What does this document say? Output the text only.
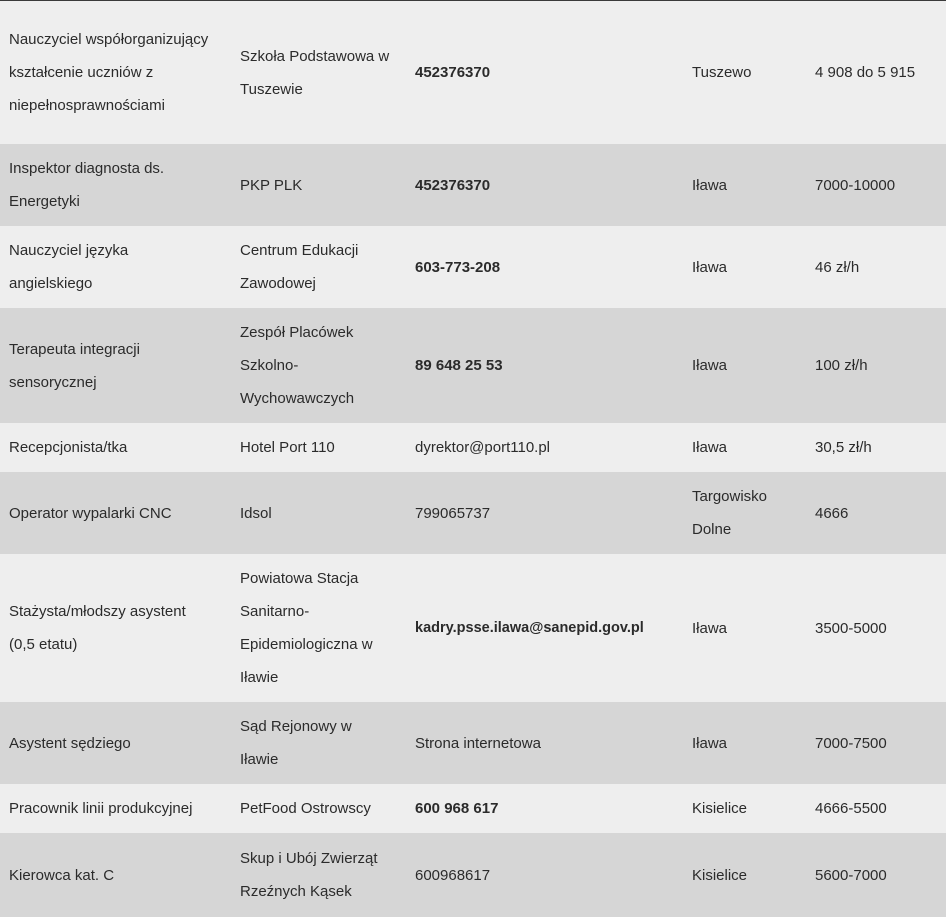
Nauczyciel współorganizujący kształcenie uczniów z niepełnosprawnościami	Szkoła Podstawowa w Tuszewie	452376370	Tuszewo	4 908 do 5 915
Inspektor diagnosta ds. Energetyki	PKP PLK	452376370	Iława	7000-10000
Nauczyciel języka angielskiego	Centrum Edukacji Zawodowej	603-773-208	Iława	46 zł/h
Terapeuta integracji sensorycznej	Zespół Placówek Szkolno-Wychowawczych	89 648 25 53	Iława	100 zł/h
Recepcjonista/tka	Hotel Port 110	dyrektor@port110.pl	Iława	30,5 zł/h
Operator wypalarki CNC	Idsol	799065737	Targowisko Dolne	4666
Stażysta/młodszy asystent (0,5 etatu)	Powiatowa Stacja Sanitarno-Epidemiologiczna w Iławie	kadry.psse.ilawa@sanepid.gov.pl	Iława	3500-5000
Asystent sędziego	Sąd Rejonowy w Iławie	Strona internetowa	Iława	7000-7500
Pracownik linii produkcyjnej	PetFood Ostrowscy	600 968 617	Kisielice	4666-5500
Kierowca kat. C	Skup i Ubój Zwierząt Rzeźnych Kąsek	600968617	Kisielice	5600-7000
----
== THE TASK ==
Exactly reproduce each record, leaving out any pictures.

== SOLVED EXERCISE ==
What does this document say? Output the text only.
Nauczyciel współorganizujący kształcenie uczniów z niepełnosprawnościami	Szkoła Podstawowa w Tuszewie	452376370	Tuszewo	4 908 do 5 915
Inspektor diagnosta ds. Energetyki	PKP PLK	452376370	Iława	7000-10000
Nauczyciel języka angielskiego	Centrum Edukacji Zawodowej	603-773-208	Iława	46 zł/h
Terapeuta integracji sensorycznej	Zespół Placówek Szkolno-Wychowawczych	89 648 25 53	Iława	100 zł/h
Recepcjonista/tka	Hotel Port 110	dyrektor@port110.pl	Iława	30,5 zł/h
Operator wypalarki CNC	Idsol	799065737	Targowisko Dolne	4666
Stażysta/młodszy asystent (0,5 etatu)	Powiatowa Stacja Sanitarno-Epidemiologiczna w Iławie	kadry.psse.ilawa@sanepid.gov.pl	Iława	3500-5000
Asystent sędziego	Sąd Rejonowy w Iławie	Strona internetowa	Iława	7000-7500
Pracownik linii produkcyjnej	PetFood Ostrowscy	600 968 617	Kisielice	4666-5500
Kierowca kat. C	Skup i Ubój Zwierząt Rzeźnych Kąsek	600968617	Kisielice	5600-7000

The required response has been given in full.